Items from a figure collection
----------
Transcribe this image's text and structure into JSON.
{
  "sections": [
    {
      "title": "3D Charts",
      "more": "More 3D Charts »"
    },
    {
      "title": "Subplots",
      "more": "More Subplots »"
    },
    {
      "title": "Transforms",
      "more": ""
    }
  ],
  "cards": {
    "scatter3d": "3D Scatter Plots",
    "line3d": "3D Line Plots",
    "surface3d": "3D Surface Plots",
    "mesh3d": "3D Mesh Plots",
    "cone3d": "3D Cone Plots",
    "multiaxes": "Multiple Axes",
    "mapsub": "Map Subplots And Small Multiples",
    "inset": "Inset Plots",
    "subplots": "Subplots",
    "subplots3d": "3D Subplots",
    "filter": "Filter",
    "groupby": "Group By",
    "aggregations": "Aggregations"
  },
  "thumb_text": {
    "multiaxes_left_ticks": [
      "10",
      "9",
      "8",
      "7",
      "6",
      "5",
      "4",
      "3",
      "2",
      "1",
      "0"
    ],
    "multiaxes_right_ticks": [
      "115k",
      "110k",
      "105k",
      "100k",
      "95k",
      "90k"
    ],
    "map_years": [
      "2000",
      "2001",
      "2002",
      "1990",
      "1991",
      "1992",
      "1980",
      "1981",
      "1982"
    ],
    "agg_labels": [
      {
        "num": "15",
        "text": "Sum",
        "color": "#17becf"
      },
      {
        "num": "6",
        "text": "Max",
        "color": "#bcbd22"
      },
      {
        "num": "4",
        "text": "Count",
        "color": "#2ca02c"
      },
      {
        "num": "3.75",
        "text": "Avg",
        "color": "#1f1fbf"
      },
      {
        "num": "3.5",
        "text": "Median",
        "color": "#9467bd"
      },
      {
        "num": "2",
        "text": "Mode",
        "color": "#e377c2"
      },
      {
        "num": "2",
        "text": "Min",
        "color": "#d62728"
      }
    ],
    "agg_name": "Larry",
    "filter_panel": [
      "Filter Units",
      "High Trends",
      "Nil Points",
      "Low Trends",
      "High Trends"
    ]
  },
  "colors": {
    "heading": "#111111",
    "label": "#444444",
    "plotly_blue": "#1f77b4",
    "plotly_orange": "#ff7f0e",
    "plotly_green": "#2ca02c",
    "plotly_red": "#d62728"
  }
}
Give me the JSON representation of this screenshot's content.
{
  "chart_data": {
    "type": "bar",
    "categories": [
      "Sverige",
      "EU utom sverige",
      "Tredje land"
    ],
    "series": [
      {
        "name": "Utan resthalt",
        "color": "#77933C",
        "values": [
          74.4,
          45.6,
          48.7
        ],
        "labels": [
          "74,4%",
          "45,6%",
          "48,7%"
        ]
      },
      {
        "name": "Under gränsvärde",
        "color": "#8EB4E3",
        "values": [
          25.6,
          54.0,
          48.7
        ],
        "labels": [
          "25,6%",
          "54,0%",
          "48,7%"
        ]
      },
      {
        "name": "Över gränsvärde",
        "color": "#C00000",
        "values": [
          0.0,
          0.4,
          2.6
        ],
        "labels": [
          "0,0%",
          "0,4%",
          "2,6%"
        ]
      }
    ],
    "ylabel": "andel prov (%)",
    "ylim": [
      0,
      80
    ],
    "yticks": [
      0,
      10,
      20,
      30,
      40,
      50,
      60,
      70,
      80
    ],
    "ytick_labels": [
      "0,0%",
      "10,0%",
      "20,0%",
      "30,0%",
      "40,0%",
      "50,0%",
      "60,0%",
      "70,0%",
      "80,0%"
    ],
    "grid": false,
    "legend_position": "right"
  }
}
----------
Copy out the material above in its entirety. Every detail must match.

Transcribe this image's text and structure into JSON.
{
  "sections": [
    {
      "title": "3D Charts",
      "more": "More 3D Charts »"
    },
    {
      "title": "Subplots",
      "more": "More Subplots »"
    },
    {
      "title": "Transforms",
      "more": ""
    }
  ],
  "cards": {
    "scatter3d": "3D Scatter Plots",
    "line3d": "3D Line Plots",
    "surface3d": "3D Surface Plots",
    "mesh3d": "3D Mesh Plots",
    "cone3d": "3D Cone Plots",
    "multiaxes": "Multiple Axes",
    "mapsub": "Map Subplots And Small Multiples",
    "inset": "Inset Plots",
    "subplots": "Subplots",
    "subplots3d": "3D Subplots",
    "filter": "Filter",
    "groupby": "Group By",
    "aggregations": "Aggregations"
  },
  "thumb_text": {
    "multiaxes_left_ticks": [
      "10",
      "9",
      "8",
      "7",
      "6",
      "5",
      "4",
      "3",
      "2",
      "1",
      "0"
    ],
    "multiaxes_right_ticks": [
      "115k",
      "110k",
      "105k",
      "100k",
      "95k",
      "90k"
    ],
    "map_years": [
      "2000",
      "2001",
      "2002",
      "1990",
      "1991",
      "1992",
      "1980",
      "1981",
      "1982"
    ],
    "agg_labels": [
      {
        "num": "15",
        "text": "Sum",
        "color": "#17becf"
      },
      {
        "num": "6",
        "text": "Max",
        "color": "#bcbd22"
      },
      {
        "num": "4",
        "text": "Count",
        "color": "#2ca02c"
      },
      {
        "num": "3.75",
        "text": "Avg",
        "color": "#1f1fbf"
      },
      {
        "num": "3.5",
        "text": "Median",
        "color": "#9467bd"
      },
      {
        "num": "2",
        "text": "Mode",
        "color": "#e377c2"
      },
      {
        "num": "2",
        "text": "Min",
        "color": "#d62728"
      }
    ],
    "agg_name": "Larry",
    "filter_panel": [
      "Filter Units",
      "High Trends",
      "Nil Points",
      "Low Trends",
      "High Trends"
    ]
  },
  "colors": {
    "heading": "#111111",
    "label": "#444444",
    "plotly_blue": "#1f77b4",
    "plotly_orange": "#ff7f0e",
    "plotly_green": "#2ca02c",
    "plotly_red": "#d62728"
  }
}
Give me the JSON representation of this screenshot's content.
{
  "chart_data": {
    "type": "bar",
    "categories": [
      "Sverige",
      "EU utom sverige",
      "Tredje land"
    ],
    "series": [
      {
        "name": "Utan resthalt",
        "color": "#77933C",
        "values": [
          74.4,
          45.6,
          48.7
        ],
        "labels": [
          "74,4%",
          "45,6%",
          "48,7%"
        ]
      },
      {
        "name": "Under gränsvärde",
        "color": "#8EB4E3",
        "values": [
          25.6,
          54.0,
          48.7
        ],
        "labels": [
          "25,6%",
          "54,0%",
          "48,7%"
        ]
      },
      {
        "name": "Över gränsvärde",
        "color": "#C00000",
        "values": [
          0.0,
          0.4,
          2.6
        ],
        "labels": [
          "0,0%",
          "0,4%",
          "2,6%"
        ]
      }
    ],
    "ylabel": "andel prov (%)",
    "ylim": [
      0,
      80
    ],
    "yticks": [
      0,
      10,
      20,
      30,
      40,
      50,
      60,
      70,
      80
    ],
    "ytick_labels": [
      "0,0%",
      "10,0%",
      "20,0%",
      "30,0%",
      "40,0%",
      "50,0%",
      "60,0%",
      "70,0%",
      "80,0%"
    ],
    "grid": false,
    "legend_position": "right"
  }
}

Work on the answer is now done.